Stated exercise: Copy all the entries below exactly, but not the pictures.

Exercise material:
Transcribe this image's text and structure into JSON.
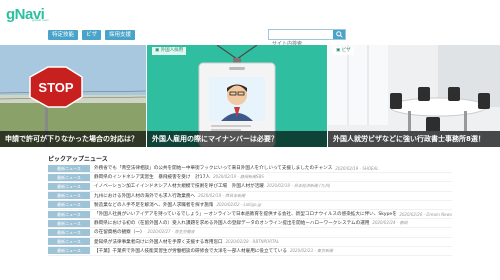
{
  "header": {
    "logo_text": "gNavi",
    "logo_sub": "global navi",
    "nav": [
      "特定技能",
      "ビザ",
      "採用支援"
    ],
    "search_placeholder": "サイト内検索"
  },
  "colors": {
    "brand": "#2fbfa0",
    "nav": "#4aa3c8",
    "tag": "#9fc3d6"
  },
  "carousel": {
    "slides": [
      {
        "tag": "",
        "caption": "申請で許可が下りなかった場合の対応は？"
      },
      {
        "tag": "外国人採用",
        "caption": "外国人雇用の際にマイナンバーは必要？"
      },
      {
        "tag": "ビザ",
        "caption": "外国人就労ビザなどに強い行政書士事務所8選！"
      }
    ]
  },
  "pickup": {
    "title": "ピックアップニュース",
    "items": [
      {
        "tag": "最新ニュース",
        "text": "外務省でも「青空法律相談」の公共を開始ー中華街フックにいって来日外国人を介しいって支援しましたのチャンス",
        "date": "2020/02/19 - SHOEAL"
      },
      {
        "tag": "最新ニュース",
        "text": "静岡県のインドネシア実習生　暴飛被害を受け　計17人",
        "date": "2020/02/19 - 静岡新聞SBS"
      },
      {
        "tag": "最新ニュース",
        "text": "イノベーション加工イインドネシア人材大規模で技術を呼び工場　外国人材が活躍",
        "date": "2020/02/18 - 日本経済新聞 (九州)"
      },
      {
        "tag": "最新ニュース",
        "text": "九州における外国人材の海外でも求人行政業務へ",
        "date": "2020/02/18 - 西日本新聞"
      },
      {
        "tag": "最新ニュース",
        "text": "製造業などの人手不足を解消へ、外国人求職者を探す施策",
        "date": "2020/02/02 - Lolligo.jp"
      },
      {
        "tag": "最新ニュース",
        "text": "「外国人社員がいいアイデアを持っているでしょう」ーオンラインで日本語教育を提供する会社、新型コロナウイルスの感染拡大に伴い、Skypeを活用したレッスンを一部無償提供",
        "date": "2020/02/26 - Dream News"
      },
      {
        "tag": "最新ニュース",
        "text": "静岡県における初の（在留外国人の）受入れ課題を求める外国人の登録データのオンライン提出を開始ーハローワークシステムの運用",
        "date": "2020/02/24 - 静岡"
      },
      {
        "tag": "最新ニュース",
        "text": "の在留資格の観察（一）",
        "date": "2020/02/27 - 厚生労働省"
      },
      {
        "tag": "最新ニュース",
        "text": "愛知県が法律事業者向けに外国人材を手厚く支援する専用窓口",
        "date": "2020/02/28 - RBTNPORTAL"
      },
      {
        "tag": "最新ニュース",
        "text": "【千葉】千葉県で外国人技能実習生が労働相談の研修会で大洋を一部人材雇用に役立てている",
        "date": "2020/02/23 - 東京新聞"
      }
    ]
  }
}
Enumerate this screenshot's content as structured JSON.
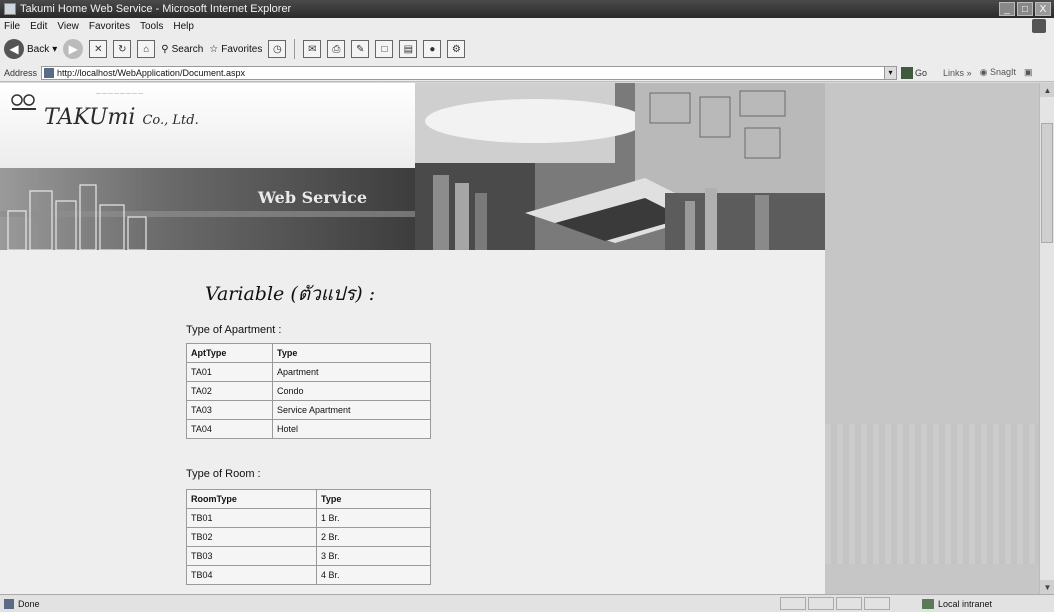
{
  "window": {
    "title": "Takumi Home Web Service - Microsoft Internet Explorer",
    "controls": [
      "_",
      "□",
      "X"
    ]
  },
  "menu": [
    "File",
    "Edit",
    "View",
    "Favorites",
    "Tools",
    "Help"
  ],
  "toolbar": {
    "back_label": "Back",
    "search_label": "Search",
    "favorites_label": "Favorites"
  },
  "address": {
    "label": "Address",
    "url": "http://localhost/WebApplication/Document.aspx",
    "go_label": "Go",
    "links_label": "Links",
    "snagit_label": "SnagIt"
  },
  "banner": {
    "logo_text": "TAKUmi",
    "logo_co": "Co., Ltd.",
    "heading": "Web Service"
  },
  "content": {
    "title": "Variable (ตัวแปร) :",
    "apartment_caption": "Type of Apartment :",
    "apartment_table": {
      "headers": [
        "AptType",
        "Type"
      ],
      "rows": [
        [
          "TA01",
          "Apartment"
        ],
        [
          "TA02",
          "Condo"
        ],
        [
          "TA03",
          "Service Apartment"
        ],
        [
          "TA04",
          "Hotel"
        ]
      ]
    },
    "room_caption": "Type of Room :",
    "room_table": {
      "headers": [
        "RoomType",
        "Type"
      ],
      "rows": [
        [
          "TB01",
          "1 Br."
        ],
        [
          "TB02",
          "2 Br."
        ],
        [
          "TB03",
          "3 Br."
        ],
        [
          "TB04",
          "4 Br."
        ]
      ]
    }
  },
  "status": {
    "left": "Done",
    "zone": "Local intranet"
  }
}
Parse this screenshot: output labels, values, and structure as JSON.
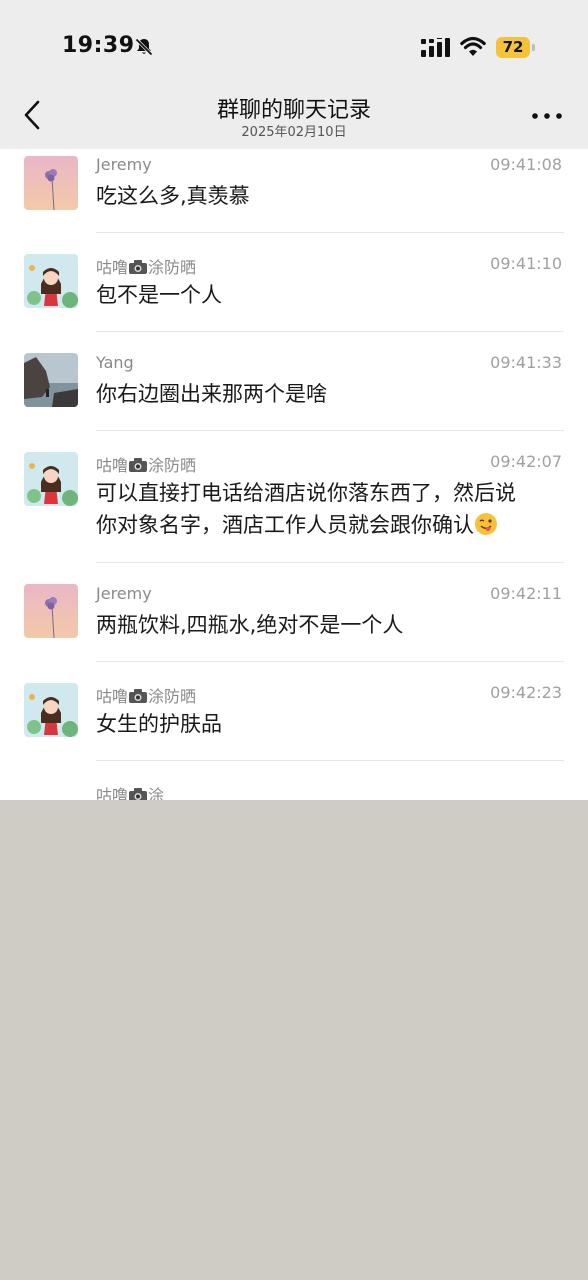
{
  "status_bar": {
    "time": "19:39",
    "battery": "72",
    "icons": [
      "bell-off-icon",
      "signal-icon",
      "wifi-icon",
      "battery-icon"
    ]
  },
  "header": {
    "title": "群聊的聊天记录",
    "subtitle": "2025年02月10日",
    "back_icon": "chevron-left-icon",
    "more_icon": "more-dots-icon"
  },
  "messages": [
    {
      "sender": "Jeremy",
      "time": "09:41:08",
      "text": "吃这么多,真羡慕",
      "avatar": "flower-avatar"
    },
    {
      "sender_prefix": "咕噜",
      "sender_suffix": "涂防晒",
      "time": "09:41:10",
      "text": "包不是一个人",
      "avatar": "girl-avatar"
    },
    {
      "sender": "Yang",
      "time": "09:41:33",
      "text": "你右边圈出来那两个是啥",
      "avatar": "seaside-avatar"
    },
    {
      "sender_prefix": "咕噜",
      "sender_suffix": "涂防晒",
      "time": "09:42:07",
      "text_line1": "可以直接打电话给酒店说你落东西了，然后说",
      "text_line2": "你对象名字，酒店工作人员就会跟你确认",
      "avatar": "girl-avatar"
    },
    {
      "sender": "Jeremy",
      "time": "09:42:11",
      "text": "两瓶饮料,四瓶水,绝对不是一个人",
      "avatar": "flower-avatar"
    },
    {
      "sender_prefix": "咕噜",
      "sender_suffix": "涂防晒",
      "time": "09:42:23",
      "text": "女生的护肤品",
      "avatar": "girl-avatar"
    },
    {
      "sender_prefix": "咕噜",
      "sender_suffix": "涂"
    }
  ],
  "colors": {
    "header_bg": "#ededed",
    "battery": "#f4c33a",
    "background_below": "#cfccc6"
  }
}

Written solution:
Transcribe this image's text and structure into JSON.
{
  "header": {
    "logo_text": "gNavi",
    "logo_sub": "global navi",
    "nav": [
      "特定技能",
      "ビザ",
      "採用支援"
    ],
    "search_placeholder": "サイト内検索"
  },
  "colors": {
    "brand": "#2fbfa0",
    "nav": "#4aa3c8",
    "tag": "#9fc3d6"
  },
  "carousel": {
    "slides": [
      {
        "tag": "",
        "caption": "申請で許可が下りなかった場合の対応は？"
      },
      {
        "tag": "外国人採用",
        "caption": "外国人雇用の際にマイナンバーは必要？"
      },
      {
        "tag": "ビザ",
        "caption": "外国人就労ビザなどに強い行政書士事務所8選！"
      }
    ]
  },
  "pickup": {
    "title": "ピックアップニュース",
    "items": [
      {
        "tag": "最新ニュース",
        "text": "外務省でも「青空法律相談」の公共を開始ー中華街フックにいって来日外国人を介しいって支援しましたのチャンス",
        "date": "2020/02/19 - SHOEAL"
      },
      {
        "tag": "最新ニュース",
        "text": "静岡県のインドネシア実習生　暴飛被害を受け　計17人",
        "date": "2020/02/19 - 静岡新聞SBS"
      },
      {
        "tag": "最新ニュース",
        "text": "イノベーション加工イインドネシア人材大規模で技術を呼び工場　外国人材が活躍",
        "date": "2020/02/18 - 日本経済新聞 (九州)"
      },
      {
        "tag": "最新ニュース",
        "text": "九州における外国人材の海外でも求人行政業務へ",
        "date": "2020/02/18 - 西日本新聞"
      },
      {
        "tag": "最新ニュース",
        "text": "製造業などの人手不足を解消へ、外国人求職者を探す施策",
        "date": "2020/02/02 - Lolligo.jp"
      },
      {
        "tag": "最新ニュース",
        "text": "「外国人社員がいいアイデアを持っているでしょう」ーオンラインで日本語教育を提供する会社、新型コロナウイルスの感染拡大に伴い、Skypeを活用したレッスンを一部無償提供",
        "date": "2020/02/26 - Dream News"
      },
      {
        "tag": "最新ニュース",
        "text": "静岡県における初の（在留外国人の）受入れ課題を求める外国人の登録データのオンライン提出を開始ーハローワークシステムの運用",
        "date": "2020/02/24 - 静岡"
      },
      {
        "tag": "最新ニュース",
        "text": "の在留資格の観察（一）",
        "date": "2020/02/27 - 厚生労働省"
      },
      {
        "tag": "最新ニュース",
        "text": "愛知県が法律事業者向けに外国人材を手厚く支援する専用窓口",
        "date": "2020/02/28 - RBTNPORTAL"
      },
      {
        "tag": "最新ニュース",
        "text": "【千葉】千葉県で外国人技能実習生が労働相談の研修会で大洋を一部人材雇用に役立てている",
        "date": "2020/02/23 - 東京新聞"
      }
    ]
  }
}
Enumerate this screenshot's content as structured JSON.
{
  "window": {
    "title": "Takumi Home Web Service - Microsoft Internet Explorer",
    "controls": [
      "_",
      "□",
      "X"
    ]
  },
  "menu": [
    "File",
    "Edit",
    "View",
    "Favorites",
    "Tools",
    "Help"
  ],
  "toolbar": {
    "back_label": "Back",
    "search_label": "Search",
    "favorites_label": "Favorites"
  },
  "address": {
    "label": "Address",
    "url": "http://localhost/WebApplication/Document.aspx",
    "go_label": "Go",
    "links_label": "Links",
    "snagit_label": "SnagIt"
  },
  "banner": {
    "logo_text": "TAKUmi",
    "logo_co": "Co., Ltd.",
    "heading": "Web Service"
  },
  "content": {
    "title": "Variable (ตัวแปร) :",
    "apartment_caption": "Type of Apartment :",
    "apartment_table": {
      "headers": [
        "AptType",
        "Type"
      ],
      "rows": [
        [
          "TA01",
          "Apartment"
        ],
        [
          "TA02",
          "Condo"
        ],
        [
          "TA03",
          "Service Apartment"
        ],
        [
          "TA04",
          "Hotel"
        ]
      ]
    },
    "room_caption": "Type of Room :",
    "room_table": {
      "headers": [
        "RoomType",
        "Type"
      ],
      "rows": [
        [
          "TB01",
          "1 Br."
        ],
        [
          "TB02",
          "2 Br."
        ],
        [
          "TB03",
          "3 Br."
        ],
        [
          "TB04",
          "4 Br."
        ]
      ]
    }
  },
  "status": {
    "left": "Done",
    "zone": "Local intranet"
  }
}
Parse this screenshot: output labels, values, and structure as JSON.
{
  "status_bar": {
    "time": "19:39",
    "battery": "72",
    "icons": [
      "bell-off-icon",
      "signal-icon",
      "wifi-icon",
      "battery-icon"
    ]
  },
  "header": {
    "title": "群聊的聊天记录",
    "subtitle": "2025年02月10日",
    "back_icon": "chevron-left-icon",
    "more_icon": "more-dots-icon"
  },
  "messages": [
    {
      "sender": "Jeremy",
      "time": "09:41:08",
      "text": "吃这么多,真羡慕",
      "avatar": "flower-avatar"
    },
    {
      "sender_prefix": "咕噜",
      "sender_suffix": "涂防晒",
      "time": "09:41:10",
      "text": "包不是一个人",
      "avatar": "girl-avatar"
    },
    {
      "sender": "Yang",
      "time": "09:41:33",
      "text": "你右边圈出来那两个是啥",
      "avatar": "seaside-avatar"
    },
    {
      "sender_prefix": "咕噜",
      "sender_suffix": "涂防晒",
      "time": "09:42:07",
      "text_line1": "可以直接打电话给酒店说你落东西了，然后说",
      "text_line2": "你对象名字，酒店工作人员就会跟你确认",
      "avatar": "girl-avatar"
    },
    {
      "sender": "Jeremy",
      "time": "09:42:11",
      "text": "两瓶饮料,四瓶水,绝对不是一个人",
      "avatar": "flower-avatar"
    },
    {
      "sender_prefix": "咕噜",
      "sender_suffix": "涂防晒",
      "time": "09:42:23",
      "text": "女生的护肤品",
      "avatar": "girl-avatar"
    },
    {
      "sender_prefix": "咕噜",
      "sender_suffix": "涂"
    }
  ],
  "colors": {
    "header_bg": "#ededed",
    "battery": "#f4c33a",
    "background_below": "#cfccc6"
  }
}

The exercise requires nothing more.